"""

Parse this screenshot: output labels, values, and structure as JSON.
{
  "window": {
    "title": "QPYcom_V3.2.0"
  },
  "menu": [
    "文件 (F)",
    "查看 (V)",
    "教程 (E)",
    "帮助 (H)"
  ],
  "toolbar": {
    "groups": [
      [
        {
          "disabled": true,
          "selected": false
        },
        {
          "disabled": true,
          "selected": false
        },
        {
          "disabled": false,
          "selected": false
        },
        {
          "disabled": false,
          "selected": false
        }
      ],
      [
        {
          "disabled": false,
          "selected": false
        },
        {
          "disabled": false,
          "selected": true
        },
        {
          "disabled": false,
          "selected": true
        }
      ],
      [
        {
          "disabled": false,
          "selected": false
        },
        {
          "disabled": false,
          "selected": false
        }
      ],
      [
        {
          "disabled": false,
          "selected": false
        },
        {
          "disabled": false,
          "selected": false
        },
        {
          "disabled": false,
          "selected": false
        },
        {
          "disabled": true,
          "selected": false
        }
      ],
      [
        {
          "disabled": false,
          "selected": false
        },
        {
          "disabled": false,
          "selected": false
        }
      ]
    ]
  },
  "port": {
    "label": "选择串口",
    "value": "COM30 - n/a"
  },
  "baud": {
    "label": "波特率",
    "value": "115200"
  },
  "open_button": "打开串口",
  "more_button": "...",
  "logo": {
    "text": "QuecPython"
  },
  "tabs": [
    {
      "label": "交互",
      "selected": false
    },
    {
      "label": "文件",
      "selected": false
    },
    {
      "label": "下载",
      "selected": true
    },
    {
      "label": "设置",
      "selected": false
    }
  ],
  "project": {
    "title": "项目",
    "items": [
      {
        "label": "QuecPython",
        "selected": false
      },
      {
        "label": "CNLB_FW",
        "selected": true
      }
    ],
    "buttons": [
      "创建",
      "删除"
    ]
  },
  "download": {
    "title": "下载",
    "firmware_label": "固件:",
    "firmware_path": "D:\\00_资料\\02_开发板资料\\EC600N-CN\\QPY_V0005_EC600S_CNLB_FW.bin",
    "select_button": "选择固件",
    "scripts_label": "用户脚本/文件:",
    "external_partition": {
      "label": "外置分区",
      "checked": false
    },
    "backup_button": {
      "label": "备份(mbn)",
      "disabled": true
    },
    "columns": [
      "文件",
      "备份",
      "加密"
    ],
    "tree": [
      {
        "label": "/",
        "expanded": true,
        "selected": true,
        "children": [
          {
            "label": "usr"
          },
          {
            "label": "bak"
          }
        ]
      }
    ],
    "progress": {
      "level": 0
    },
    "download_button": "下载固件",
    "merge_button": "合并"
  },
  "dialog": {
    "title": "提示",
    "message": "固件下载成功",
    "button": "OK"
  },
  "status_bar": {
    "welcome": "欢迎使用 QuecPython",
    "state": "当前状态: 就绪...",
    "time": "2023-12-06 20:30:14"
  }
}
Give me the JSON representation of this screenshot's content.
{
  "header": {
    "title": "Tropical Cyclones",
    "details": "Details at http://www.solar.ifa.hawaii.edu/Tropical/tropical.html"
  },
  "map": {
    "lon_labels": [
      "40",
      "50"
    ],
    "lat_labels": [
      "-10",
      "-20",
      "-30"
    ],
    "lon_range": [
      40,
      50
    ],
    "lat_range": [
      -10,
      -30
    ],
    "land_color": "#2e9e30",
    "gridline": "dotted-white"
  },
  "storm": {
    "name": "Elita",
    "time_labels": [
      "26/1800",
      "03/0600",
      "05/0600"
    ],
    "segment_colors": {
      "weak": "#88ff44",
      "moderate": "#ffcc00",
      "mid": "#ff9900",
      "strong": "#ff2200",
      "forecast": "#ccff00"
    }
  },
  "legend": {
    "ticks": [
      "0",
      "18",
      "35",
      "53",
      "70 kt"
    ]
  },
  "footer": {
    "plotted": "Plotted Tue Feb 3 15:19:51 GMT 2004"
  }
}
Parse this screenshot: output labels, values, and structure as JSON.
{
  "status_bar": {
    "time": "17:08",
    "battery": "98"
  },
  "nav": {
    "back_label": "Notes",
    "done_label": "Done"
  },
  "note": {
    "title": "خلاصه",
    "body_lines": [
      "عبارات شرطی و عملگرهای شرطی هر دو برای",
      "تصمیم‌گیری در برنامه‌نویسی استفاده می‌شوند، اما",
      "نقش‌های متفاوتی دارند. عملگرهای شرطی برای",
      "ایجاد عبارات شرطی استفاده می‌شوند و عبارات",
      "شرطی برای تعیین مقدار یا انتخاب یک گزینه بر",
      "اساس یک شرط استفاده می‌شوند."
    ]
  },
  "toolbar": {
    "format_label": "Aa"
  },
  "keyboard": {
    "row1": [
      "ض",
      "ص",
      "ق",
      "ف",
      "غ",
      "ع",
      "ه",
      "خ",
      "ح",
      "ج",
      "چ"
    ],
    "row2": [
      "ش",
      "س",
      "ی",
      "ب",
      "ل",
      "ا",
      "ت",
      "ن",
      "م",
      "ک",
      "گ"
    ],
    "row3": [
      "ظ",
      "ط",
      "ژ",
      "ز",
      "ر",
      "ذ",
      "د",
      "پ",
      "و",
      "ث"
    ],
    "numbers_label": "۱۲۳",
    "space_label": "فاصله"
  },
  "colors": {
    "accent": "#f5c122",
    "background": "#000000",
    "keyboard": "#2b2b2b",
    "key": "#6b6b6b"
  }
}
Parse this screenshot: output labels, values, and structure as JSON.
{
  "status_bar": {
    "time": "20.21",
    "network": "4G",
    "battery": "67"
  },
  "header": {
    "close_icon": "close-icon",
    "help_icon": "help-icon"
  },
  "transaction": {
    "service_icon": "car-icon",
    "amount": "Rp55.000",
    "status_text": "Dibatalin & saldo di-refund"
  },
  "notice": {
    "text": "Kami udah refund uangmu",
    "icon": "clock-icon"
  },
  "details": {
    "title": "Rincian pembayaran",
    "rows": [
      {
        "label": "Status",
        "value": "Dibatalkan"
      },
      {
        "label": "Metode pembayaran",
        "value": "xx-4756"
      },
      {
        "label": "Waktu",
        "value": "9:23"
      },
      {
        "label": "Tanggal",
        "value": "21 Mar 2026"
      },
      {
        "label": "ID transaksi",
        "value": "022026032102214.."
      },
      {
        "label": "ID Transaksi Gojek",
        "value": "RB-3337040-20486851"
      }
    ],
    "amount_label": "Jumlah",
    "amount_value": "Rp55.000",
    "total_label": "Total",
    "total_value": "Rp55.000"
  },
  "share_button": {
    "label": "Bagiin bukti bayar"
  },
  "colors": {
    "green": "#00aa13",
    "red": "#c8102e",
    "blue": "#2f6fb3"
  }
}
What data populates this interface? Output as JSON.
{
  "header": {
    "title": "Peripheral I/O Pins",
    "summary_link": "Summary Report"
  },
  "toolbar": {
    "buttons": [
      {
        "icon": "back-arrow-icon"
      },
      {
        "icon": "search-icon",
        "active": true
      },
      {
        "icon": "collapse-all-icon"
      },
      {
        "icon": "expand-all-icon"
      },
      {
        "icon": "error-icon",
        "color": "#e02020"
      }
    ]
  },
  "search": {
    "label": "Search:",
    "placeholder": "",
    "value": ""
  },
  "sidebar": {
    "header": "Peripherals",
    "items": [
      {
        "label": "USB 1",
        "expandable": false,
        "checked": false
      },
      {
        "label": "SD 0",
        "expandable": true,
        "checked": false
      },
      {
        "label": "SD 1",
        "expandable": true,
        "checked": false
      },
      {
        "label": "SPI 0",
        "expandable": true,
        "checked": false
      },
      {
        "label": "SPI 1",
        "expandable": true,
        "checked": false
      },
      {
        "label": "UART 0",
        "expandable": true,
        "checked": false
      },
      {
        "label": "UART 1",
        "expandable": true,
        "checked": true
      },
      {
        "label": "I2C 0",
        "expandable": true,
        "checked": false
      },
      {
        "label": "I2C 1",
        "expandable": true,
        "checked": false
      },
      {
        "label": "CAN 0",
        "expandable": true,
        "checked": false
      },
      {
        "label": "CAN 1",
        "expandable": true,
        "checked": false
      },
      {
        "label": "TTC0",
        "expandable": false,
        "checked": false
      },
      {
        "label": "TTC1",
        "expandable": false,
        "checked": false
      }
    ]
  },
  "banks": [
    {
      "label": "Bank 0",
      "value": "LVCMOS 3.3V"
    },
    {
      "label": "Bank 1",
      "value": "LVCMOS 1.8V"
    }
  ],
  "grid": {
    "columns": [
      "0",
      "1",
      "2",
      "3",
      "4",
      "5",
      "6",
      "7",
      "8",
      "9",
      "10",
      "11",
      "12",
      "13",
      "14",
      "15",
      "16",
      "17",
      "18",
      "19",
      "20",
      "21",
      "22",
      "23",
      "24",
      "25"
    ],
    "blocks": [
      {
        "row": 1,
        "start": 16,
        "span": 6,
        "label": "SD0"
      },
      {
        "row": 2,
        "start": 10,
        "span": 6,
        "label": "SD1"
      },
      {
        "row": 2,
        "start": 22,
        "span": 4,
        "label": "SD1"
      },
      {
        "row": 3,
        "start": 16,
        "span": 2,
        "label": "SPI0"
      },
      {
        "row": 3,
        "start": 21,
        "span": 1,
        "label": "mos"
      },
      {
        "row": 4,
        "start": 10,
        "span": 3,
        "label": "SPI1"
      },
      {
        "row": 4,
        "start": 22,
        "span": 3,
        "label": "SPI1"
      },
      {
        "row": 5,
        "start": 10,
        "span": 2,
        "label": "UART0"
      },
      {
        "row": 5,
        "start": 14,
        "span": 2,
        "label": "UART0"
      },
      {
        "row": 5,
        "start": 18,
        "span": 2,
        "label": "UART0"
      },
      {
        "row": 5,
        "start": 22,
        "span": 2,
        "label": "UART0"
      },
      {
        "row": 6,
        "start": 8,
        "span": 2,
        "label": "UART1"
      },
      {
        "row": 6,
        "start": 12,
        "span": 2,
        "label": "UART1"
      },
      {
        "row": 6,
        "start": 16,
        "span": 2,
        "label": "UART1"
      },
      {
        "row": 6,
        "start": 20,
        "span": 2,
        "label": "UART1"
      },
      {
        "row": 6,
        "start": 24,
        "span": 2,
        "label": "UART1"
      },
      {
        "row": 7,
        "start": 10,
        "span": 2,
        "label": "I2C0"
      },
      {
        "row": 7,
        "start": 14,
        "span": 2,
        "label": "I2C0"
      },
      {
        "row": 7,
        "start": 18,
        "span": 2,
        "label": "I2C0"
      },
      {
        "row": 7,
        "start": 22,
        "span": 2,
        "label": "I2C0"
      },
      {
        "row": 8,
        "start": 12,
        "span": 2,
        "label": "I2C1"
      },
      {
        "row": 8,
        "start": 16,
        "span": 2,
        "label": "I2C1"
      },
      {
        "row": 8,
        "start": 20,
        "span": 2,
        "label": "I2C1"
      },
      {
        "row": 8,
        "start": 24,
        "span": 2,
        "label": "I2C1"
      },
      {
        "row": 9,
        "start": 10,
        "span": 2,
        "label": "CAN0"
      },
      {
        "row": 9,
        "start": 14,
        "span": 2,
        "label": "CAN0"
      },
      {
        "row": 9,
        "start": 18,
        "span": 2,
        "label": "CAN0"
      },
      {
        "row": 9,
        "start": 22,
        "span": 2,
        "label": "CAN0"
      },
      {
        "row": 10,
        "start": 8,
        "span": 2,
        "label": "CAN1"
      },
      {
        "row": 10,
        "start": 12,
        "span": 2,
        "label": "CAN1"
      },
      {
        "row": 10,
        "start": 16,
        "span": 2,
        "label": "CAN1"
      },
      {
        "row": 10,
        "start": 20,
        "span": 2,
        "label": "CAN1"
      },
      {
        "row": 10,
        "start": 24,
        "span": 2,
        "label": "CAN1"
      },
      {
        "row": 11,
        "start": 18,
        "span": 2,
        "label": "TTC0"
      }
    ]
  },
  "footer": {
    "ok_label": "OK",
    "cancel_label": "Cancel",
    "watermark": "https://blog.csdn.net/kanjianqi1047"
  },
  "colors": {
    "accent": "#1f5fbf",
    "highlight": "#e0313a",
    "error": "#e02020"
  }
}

"""

Collect, from the material above, every line containing the word "pembayaran".

    "title": "Rincian pembayaran",
        "label": "Metode pembayaran",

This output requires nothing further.